**Instruction**
From the line that contains "Output a JSON" down to the last line of the data below, restate every line word for word, skipping any images.

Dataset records
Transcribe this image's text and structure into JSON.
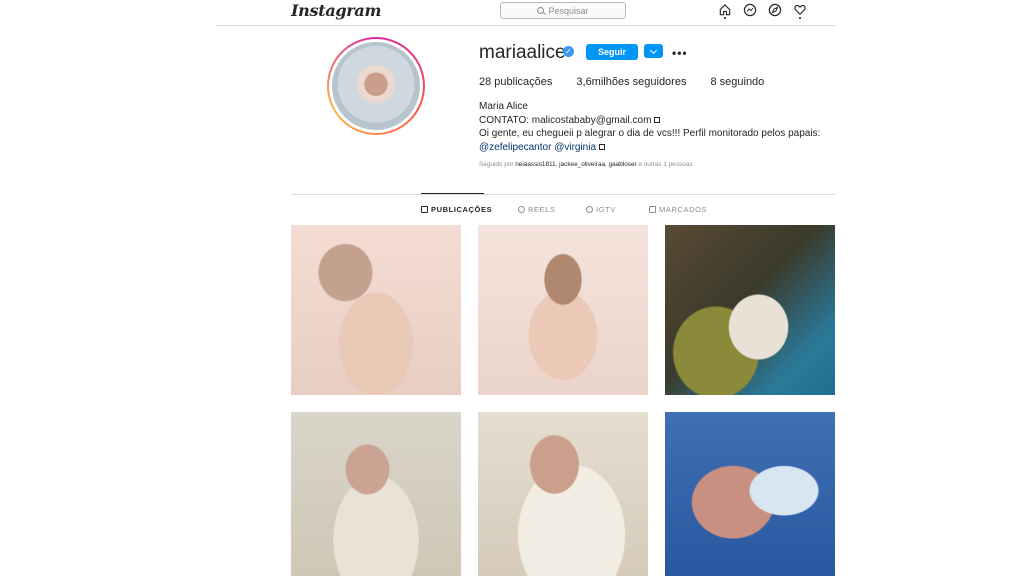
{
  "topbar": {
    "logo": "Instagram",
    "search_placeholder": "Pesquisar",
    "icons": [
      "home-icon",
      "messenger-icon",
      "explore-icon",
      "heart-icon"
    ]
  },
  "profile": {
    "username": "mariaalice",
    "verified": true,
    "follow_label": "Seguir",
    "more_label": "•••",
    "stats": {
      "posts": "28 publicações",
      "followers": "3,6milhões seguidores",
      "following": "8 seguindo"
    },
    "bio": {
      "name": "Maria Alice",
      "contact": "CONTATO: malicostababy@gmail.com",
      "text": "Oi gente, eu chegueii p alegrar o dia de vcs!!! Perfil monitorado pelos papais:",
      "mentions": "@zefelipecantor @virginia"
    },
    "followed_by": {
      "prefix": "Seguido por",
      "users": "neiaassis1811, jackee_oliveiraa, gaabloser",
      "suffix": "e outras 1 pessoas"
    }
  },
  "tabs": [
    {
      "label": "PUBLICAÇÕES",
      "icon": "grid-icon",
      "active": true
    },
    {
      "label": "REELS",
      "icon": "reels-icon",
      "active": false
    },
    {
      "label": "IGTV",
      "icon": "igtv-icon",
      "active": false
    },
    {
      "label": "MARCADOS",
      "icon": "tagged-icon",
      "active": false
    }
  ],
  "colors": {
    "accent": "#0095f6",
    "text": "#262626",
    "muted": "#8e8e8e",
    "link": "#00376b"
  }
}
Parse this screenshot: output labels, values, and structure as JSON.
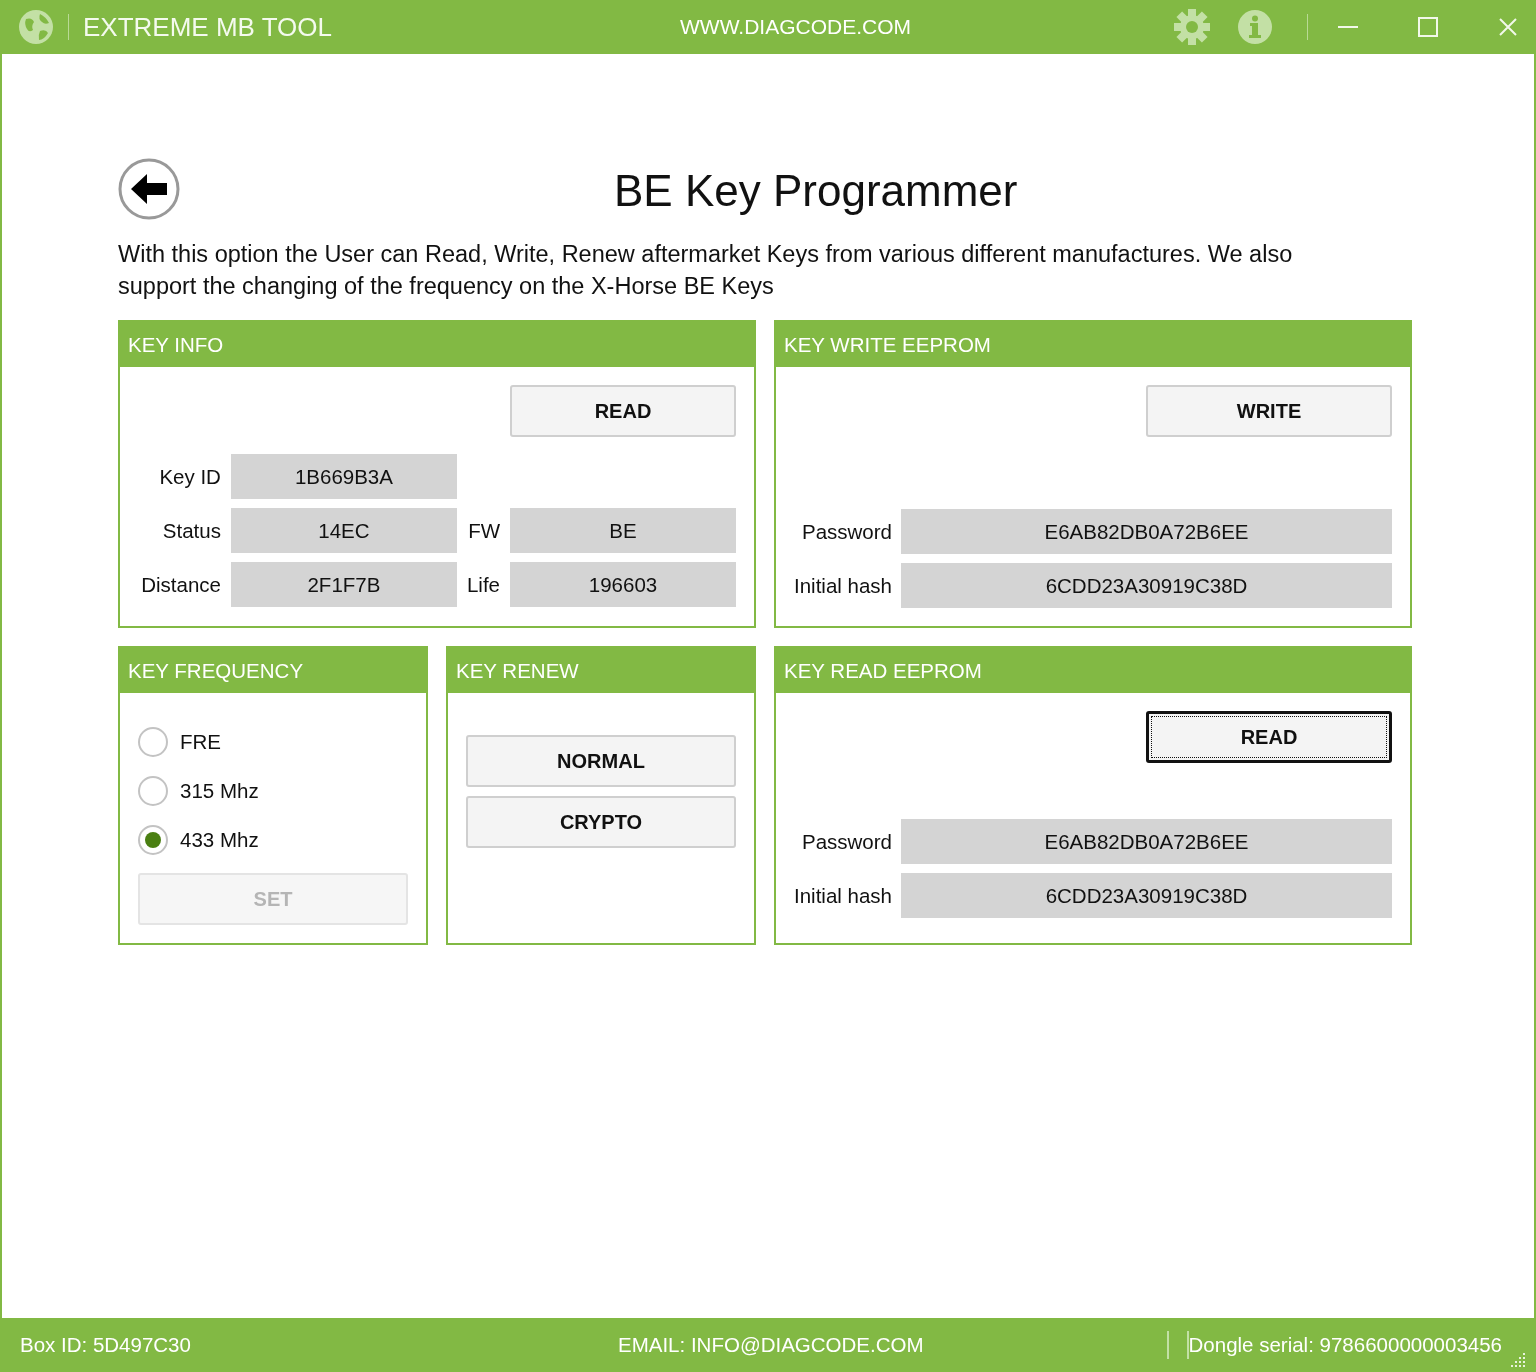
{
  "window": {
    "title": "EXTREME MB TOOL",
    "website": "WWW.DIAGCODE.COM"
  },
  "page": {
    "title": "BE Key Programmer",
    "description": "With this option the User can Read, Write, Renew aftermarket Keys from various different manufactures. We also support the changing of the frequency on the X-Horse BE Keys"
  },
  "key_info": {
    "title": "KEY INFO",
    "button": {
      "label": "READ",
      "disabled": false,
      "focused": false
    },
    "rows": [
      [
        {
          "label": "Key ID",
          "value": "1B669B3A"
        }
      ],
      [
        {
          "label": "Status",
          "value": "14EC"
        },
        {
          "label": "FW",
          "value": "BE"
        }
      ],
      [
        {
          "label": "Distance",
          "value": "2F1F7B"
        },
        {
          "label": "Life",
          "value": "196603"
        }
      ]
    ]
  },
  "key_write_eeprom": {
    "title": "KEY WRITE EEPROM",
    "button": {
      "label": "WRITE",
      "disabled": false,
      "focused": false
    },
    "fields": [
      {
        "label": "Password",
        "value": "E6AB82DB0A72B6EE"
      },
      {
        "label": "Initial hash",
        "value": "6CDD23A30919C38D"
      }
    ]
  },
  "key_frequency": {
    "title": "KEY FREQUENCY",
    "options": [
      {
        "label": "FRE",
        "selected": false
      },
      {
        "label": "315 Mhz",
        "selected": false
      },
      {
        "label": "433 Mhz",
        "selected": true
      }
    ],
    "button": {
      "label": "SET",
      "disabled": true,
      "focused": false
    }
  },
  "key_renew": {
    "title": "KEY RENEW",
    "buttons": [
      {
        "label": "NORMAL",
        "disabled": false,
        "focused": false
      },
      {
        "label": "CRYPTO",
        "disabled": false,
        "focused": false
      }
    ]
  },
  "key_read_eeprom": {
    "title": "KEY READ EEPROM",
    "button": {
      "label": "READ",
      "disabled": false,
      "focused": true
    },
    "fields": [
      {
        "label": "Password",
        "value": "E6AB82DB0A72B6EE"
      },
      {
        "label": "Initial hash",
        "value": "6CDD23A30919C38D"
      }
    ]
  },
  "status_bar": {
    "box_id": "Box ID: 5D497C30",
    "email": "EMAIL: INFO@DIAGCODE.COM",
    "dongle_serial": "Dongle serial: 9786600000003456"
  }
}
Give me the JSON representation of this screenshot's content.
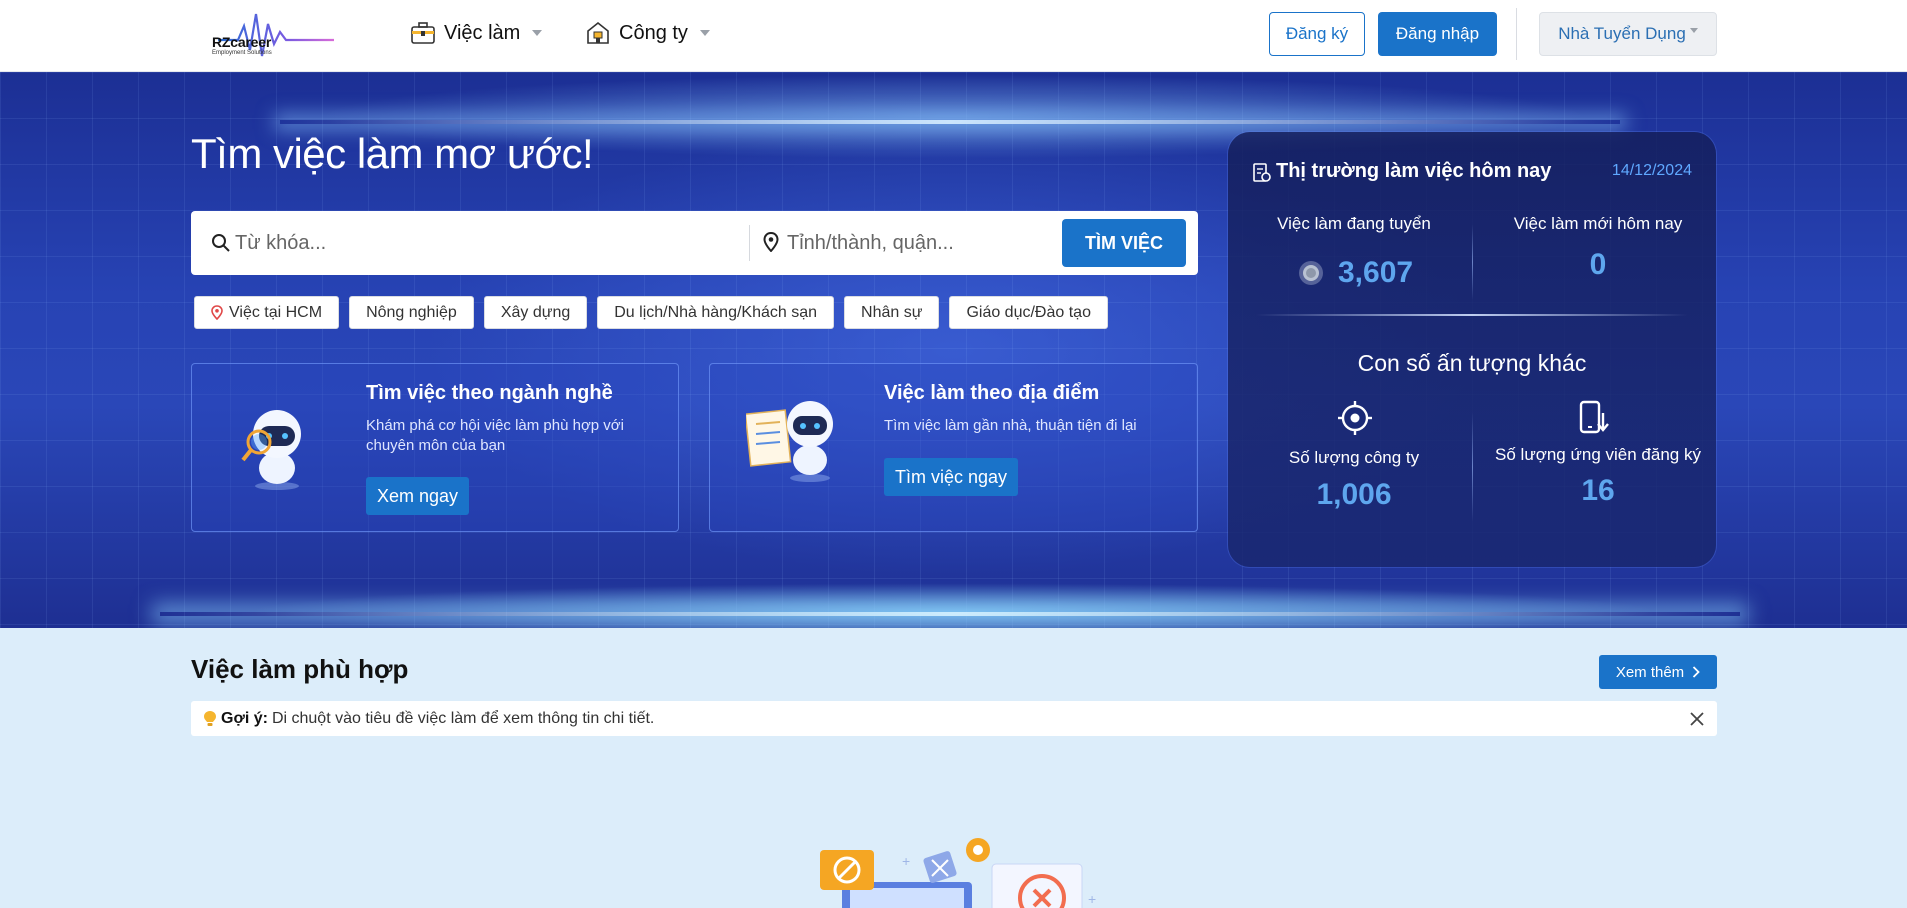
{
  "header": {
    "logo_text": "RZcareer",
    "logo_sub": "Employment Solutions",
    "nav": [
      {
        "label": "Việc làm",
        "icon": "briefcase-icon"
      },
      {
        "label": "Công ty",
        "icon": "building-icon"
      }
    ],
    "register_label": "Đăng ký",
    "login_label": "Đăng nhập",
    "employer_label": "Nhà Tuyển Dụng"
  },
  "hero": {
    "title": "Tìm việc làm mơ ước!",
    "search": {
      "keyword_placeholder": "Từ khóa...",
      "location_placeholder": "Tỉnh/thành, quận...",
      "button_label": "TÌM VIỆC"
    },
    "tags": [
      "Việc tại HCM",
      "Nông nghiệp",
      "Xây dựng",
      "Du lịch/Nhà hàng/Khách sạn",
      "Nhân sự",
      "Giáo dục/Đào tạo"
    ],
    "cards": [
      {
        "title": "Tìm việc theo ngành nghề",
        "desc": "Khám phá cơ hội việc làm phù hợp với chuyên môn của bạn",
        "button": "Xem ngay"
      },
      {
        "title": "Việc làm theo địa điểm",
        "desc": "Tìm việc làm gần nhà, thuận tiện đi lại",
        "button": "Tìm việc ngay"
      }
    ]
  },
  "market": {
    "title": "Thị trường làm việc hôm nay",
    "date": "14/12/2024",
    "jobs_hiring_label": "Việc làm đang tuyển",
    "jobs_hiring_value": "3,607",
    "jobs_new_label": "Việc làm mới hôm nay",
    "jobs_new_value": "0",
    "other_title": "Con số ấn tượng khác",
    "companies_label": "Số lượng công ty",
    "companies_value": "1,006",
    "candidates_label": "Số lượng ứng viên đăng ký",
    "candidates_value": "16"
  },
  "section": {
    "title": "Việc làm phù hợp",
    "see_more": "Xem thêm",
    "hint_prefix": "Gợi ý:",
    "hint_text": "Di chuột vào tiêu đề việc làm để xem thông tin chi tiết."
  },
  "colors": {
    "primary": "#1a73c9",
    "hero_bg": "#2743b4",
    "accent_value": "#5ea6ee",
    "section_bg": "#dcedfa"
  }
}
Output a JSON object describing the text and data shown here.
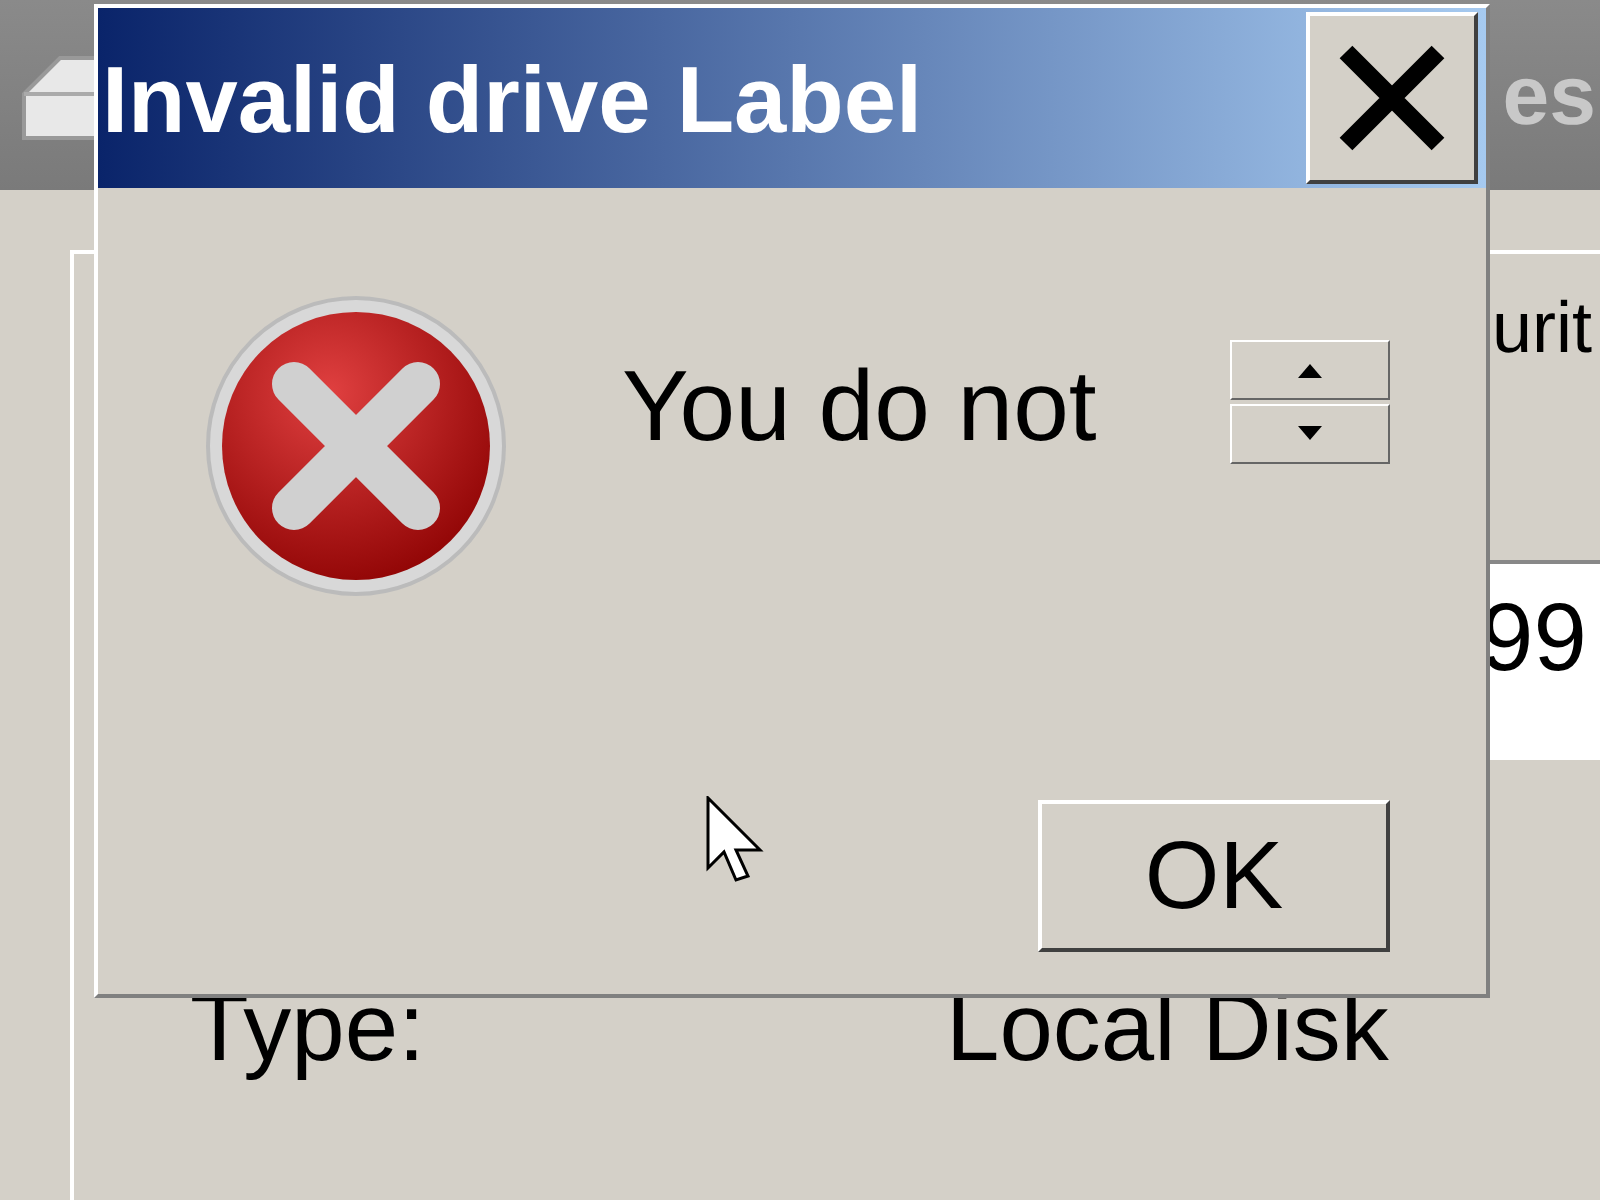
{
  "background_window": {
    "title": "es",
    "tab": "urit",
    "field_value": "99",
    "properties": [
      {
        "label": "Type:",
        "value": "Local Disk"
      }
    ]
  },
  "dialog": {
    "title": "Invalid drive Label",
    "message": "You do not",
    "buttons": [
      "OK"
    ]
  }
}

**Solution below**
Output a JSON object describing the text and data shown here.
{
  "background_window": {
    "title": "es",
    "tab": "urit",
    "field_value": "99",
    "properties": [
      {
        "label": "Type:",
        "value": "Local Disk"
      }
    ]
  },
  "dialog": {
    "title": "Invalid drive Label",
    "message": "You do not",
    "buttons": [
      "OK"
    ]
  }
}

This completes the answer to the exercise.